▶ _Text section_:
-- Start --
1) I live in an apartment and therefore do not have a garden to dump bokashi when its finished. But I do have a patio. I was thinking of getting a large container and filling it with some dirt and burying the bokashi in there. Will this work do I need to do something special? Will I have to set it up like a traditional compost and mix green items with browns or can I just mix dirt with the bokashi? Will there be any unwanted side effects, i.e. smell?
2) How much does temperature play a role in the whole process? It is kind of cold right now, mid 40′s to low 50′s(fahrenheit), and I don’t have the heat in my apartment on very often. Will this be a problem?
3) What can’t I put in Bokashi? I see lists of what can be put in but no list of what should be avoided. Does this mean anything could be put in? What about expired condiments or jellies, things of that sort?
4) Are there any good books or articles about bokashi somewhere? I’ve only been able to find personal blogs or marketing articles by retailers of bokashi.

Thank you for your help. I’m really hoping to try bokashi soon.

neal February 15, 2007 at 9:09 pm

Chris,

Thanks for commenting. I’ll try to answer your questions as best I can.
1)Container gardening is a great use for bokashi–there are some special procedures to follow, but nothing too crazy. Basically you need to layer the bokashi in with the soil for the containers. I have a diagram which explains it in straight forward terms. I have not used Bokashi in containers, but as far as I know there isn’t any odor beyond the usual bokashi, slightly fermented cider vingar smell.
-- End --
▶ _Aim of the task_:
Could you rewrite the stretch of the bokashi text from "2) How much" through "try bokashi soon.", putting "humidity" in place of "temperature"?

▶ _Data section_:
-- Start --
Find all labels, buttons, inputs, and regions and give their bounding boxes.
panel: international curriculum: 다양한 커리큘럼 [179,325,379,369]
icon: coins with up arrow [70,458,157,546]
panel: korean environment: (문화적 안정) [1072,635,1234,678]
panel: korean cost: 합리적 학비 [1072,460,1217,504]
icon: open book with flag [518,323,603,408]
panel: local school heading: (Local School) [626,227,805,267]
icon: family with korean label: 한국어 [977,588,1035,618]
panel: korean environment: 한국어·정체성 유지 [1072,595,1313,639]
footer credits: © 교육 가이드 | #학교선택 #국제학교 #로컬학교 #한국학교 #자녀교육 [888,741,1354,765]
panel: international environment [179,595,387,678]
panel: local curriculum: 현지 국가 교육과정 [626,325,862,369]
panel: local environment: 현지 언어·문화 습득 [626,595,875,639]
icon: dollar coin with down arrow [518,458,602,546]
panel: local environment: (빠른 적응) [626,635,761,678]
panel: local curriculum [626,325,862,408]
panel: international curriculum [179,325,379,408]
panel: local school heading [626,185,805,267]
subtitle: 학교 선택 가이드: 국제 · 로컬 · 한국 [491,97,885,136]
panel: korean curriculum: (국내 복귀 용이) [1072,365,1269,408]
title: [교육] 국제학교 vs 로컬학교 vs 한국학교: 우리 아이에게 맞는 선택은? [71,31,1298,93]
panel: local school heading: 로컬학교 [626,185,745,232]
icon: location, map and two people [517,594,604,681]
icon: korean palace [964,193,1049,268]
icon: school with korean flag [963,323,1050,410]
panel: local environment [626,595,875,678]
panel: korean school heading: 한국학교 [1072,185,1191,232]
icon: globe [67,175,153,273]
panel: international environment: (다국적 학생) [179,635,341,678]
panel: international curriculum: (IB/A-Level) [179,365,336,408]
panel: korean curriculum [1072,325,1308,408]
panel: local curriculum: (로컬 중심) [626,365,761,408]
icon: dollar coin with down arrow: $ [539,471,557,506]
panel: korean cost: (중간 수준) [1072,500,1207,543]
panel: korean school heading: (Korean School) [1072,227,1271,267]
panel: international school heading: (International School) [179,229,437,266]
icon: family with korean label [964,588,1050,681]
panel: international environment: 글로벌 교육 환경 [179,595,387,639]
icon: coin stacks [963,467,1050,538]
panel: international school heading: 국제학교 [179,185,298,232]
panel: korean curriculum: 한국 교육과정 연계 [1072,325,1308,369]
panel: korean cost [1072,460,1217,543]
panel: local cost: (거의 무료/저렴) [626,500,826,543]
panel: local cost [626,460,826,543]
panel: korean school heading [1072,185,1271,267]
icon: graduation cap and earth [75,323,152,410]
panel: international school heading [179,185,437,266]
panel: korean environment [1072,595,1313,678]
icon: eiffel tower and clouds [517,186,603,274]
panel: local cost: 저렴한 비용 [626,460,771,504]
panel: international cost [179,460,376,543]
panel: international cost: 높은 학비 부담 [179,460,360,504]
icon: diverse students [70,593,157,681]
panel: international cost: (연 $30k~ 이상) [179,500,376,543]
-- End --
-- Start --
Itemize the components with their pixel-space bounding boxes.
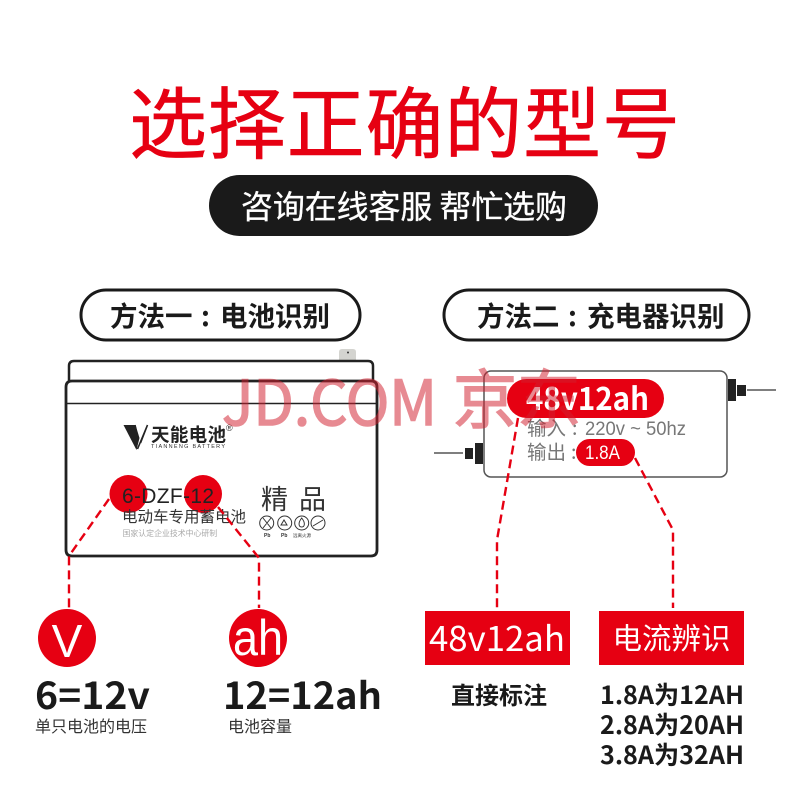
-- End --
▶ _Finished answer_:
2) How much does humidity play a role in the whole process? It is kind of cold right now, mid 40′s to low 50′s(fahrenheit), and I don’t have the heat in my apartment on very often. Will this be a problem?
3) What can’t I put in Bokashi? I see lists of what can be put in but no list of what should be avoided. Does this mean anything could be put in? What about expired condiments or jellies, things of that sort?
4) Are there any good books or articles about bokashi somewhere? I’ve only been able to find personal blogs or marketing articles by retailers of bokashi.

Thank you for your help. I’m really hoping to try bokashi soon.